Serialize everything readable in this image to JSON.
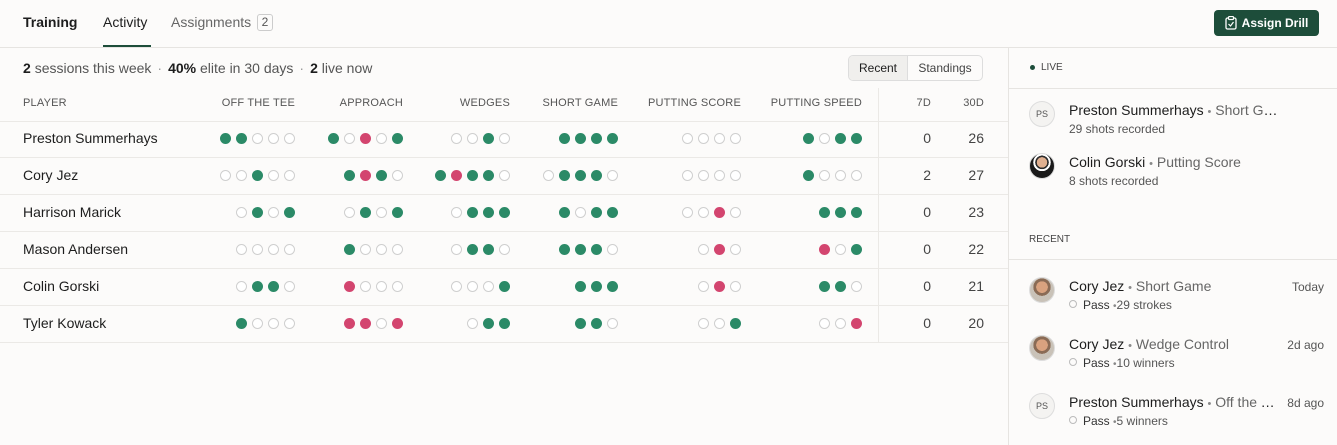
{
  "nav": {
    "tabs": [
      "Training",
      "Activity",
      "Assignments"
    ],
    "assignments_badge": 2,
    "button": "Assign Drill"
  },
  "summary": {
    "items": [
      {
        "count": "2",
        "text": "sessions this week"
      },
      {
        "count": "40%",
        "text": "elite in 30 days"
      },
      {
        "count": "2",
        "text": "live now"
      }
    ],
    "separator": "·"
  },
  "toggle": [
    "Recent",
    "Standings"
  ],
  "table": {
    "columns": [
      "PLAYER",
      "OFF THE TEE",
      "APPROACH",
      "WEDGES",
      "SHORT GAME",
      "PUTTING SCORE",
      "PUTTING SPEED",
      "7D",
      "30D"
    ],
    "rows": [
      {
        "player": "Preston Summerhays",
        "dots": [
          "ggooo",
          "gorog",
          "oogo",
          "gggg",
          "oooo",
          "gogg"
        ],
        "d7": 0,
        "d30": 26
      },
      {
        "player": "Cory Jez",
        "dots": [
          "oogoo",
          "grgo",
          "grggo",
          "ogggo",
          "oooo",
          "gooo"
        ],
        "d7": 2,
        "d30": 27
      },
      {
        "player": "Harrison Marick",
        "dots": [
          "ogog",
          "ogog",
          "oggg",
          "gogg",
          "ooro",
          "ggg"
        ],
        "d7": 0,
        "d30": 23
      },
      {
        "player": "Mason Andersen",
        "dots": [
          "oooo",
          "gooo",
          "oggo",
          "gggo",
          "oro",
          "rog"
        ],
        "d7": 0,
        "d30": 22
      },
      {
        "player": "Colin Gorski",
        "dots": [
          "oggo",
          "rooo",
          "ooog",
          "ggg",
          "oro",
          "ggo"
        ],
        "d7": 0,
        "d30": 21
      },
      {
        "player": "Tyler Kowack",
        "dots": [
          "gooo",
          "rror",
          "ogg",
          "ggo",
          "oog",
          "oor"
        ],
        "d7": 0,
        "d30": 20
      }
    ]
  },
  "live": {
    "title": "LIVE",
    "bullet": "•",
    "items": [
      {
        "initials": "PS",
        "name": "Preston Summerhays",
        "skill": "Short Game",
        "detail": "29 shots recorded"
      },
      {
        "name": "Colin Gorski",
        "skill": "Putting Score",
        "detail": "8 shots recorded"
      }
    ]
  },
  "recent": {
    "title": "RECENT",
    "items": [
      {
        "name": "Cory Jez",
        "skill": "Short Game",
        "status": "Pass",
        "detail": "29 strokes",
        "time": "Today"
      },
      {
        "name": "Cory Jez",
        "skill": "Wedge Control",
        "status": "Pass",
        "detail": "10 winners",
        "time": "2d ago"
      },
      {
        "initials": "PS",
        "name": "Preston Summerhays",
        "skill": "Off the T…",
        "status": "Pass",
        "detail": "5 winners",
        "time": "8d ago"
      }
    ]
  }
}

• • • • •

Filter for "Gorski". Return all lines that hold it.

> RESULT:
        "player": "Colin Gorski",
        "name": "Colin Gorski",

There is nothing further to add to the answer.